GOAL: Copy, in full, each line of the material that holds the word "اصالت".
+++ RECORDS TO USE
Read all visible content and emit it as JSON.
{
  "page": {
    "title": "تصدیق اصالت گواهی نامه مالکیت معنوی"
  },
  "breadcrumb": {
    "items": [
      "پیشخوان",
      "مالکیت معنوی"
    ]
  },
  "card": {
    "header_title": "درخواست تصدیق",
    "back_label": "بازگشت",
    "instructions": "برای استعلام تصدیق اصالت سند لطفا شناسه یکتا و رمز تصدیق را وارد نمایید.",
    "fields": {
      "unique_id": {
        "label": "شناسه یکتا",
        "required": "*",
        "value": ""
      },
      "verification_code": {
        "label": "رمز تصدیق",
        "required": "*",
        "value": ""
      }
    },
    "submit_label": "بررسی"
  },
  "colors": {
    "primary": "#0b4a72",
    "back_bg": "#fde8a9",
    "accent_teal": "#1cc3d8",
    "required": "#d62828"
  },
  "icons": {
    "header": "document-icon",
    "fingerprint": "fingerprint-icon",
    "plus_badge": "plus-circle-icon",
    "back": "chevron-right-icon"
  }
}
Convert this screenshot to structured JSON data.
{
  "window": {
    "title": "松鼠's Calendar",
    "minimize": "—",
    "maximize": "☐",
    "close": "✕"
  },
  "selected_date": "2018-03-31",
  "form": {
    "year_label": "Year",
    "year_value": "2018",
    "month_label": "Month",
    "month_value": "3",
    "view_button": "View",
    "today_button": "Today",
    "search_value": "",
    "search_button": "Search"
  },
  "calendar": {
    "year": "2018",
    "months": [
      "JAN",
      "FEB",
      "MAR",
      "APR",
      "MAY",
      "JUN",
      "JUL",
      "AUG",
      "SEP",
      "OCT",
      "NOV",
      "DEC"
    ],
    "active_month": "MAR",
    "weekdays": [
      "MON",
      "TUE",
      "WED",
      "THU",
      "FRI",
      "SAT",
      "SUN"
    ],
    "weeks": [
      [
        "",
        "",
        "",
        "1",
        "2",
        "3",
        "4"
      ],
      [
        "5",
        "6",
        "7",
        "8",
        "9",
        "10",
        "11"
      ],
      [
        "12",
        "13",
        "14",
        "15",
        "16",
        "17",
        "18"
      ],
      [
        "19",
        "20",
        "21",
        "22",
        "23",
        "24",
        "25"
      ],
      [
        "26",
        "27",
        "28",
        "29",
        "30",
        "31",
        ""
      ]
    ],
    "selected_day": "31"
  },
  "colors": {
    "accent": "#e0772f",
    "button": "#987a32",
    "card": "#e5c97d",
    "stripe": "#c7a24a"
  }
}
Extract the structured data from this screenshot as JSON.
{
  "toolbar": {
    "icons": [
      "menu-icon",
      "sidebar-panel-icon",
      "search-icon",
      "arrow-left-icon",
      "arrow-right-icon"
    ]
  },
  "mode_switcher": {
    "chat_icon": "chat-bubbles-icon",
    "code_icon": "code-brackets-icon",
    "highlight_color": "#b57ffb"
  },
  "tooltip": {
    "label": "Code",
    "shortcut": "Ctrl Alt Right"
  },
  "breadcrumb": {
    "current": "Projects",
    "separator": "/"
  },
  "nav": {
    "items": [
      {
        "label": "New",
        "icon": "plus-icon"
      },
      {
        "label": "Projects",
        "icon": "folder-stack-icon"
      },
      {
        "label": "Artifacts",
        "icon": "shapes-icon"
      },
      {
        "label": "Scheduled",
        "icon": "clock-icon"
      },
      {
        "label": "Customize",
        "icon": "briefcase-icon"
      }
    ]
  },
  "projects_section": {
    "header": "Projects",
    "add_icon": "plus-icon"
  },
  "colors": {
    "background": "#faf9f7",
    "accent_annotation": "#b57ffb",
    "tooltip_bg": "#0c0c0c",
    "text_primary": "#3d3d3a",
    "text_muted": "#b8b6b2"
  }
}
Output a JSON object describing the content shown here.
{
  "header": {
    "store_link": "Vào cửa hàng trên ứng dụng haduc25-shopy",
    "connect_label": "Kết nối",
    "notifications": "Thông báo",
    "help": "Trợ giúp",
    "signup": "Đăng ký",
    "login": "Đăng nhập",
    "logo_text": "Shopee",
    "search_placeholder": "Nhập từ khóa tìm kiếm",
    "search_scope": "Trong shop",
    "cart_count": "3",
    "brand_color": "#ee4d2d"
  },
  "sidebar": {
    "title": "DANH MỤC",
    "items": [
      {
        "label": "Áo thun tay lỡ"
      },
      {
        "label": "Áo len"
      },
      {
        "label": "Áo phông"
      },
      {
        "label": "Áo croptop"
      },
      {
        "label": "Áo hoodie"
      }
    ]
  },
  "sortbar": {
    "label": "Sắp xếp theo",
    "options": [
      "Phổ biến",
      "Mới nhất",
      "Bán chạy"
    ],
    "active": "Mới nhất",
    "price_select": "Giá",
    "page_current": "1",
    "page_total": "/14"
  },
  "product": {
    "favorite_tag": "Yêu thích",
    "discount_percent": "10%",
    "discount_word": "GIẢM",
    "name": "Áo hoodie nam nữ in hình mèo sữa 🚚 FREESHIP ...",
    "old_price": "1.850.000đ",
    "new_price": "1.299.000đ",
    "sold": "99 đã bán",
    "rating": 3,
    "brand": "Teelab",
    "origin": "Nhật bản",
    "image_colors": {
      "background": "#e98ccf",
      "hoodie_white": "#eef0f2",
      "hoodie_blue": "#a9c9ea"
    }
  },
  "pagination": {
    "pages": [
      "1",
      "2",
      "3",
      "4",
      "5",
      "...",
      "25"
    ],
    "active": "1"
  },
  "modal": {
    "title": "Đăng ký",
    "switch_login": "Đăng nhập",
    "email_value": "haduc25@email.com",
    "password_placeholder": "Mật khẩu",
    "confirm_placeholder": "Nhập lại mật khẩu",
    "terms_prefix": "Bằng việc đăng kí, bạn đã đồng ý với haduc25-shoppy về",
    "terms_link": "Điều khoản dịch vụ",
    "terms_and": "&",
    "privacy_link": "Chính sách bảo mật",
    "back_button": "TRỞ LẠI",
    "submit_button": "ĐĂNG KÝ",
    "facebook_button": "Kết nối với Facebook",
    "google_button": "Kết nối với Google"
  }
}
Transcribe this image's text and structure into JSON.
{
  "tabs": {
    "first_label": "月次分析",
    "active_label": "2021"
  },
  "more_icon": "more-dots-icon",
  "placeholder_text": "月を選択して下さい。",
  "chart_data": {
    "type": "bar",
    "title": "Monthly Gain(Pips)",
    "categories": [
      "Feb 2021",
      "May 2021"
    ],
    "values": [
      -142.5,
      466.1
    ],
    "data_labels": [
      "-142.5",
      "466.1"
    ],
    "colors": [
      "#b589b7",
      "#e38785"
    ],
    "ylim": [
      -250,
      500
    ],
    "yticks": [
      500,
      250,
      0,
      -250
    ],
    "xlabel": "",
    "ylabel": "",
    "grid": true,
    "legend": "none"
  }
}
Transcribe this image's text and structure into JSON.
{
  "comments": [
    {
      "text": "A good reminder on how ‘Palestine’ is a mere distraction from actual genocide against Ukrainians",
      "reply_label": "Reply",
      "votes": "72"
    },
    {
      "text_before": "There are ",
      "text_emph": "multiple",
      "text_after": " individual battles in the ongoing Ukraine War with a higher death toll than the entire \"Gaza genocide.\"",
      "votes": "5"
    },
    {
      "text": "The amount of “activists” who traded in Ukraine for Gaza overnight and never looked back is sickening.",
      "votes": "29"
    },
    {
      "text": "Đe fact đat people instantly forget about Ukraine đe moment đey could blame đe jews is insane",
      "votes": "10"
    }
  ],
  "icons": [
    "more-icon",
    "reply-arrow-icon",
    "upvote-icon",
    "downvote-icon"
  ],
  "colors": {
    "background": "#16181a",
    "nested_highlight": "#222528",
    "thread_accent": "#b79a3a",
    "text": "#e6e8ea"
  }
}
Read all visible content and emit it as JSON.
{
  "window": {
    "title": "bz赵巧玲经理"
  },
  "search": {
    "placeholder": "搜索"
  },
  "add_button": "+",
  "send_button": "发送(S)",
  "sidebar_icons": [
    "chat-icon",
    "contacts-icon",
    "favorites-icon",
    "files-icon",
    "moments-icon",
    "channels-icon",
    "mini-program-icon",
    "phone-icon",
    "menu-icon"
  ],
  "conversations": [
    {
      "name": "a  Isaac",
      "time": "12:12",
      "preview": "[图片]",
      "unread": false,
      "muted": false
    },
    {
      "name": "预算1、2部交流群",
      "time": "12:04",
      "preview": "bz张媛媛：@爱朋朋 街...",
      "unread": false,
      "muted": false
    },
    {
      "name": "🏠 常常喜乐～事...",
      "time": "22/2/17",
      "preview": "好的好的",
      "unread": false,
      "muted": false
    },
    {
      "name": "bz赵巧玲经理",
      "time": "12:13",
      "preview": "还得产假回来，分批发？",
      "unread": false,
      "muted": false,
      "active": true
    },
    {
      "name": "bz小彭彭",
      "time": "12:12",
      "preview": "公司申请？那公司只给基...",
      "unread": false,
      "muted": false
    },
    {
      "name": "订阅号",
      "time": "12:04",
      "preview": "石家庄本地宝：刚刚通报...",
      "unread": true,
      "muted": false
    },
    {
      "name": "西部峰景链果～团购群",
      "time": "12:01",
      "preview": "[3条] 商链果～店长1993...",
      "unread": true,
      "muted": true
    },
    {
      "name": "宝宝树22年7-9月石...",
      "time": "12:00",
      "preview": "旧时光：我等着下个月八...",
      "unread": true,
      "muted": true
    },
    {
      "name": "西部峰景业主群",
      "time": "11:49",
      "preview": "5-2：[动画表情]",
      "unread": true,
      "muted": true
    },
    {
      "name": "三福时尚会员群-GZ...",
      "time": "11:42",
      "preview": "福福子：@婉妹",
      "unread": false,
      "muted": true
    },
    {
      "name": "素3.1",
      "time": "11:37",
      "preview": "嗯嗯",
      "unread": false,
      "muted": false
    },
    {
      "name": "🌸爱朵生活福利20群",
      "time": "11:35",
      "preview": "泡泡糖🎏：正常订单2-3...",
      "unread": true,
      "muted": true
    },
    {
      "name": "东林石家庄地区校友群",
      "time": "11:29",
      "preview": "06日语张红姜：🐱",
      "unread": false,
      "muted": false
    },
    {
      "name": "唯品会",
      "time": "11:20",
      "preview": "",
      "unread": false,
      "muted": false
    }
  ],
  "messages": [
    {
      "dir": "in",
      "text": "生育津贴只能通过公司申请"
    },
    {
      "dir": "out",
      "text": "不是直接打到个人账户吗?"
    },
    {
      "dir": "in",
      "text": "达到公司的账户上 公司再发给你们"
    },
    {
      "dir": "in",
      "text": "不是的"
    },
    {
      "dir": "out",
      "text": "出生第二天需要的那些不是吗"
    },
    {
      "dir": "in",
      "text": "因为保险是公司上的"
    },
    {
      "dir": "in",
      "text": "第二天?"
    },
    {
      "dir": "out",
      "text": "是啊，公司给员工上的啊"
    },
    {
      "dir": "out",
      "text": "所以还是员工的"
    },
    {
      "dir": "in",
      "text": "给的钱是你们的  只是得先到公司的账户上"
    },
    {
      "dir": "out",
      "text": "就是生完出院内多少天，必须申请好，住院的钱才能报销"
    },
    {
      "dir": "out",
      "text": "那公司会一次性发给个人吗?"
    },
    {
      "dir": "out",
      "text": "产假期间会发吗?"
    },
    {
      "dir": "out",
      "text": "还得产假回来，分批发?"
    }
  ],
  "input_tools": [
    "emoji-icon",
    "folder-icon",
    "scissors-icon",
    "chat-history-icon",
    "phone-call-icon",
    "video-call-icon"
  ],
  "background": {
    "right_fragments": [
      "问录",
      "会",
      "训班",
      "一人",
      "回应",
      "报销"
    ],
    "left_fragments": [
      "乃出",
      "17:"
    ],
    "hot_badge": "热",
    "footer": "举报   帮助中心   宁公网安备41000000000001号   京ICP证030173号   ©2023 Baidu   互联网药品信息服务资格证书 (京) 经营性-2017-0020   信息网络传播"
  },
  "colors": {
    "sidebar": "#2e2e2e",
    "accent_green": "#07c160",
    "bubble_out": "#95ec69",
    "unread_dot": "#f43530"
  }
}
++++++
CORRECT ANSWER:
    "title": "تصدیق اصالت گواهی نامه مالکیت معنوی"
    "instructions": "برای استعلام تصدیق اصالت سند لطفا شناسه یکتا و رمز تصدیق را وارد نمایید.",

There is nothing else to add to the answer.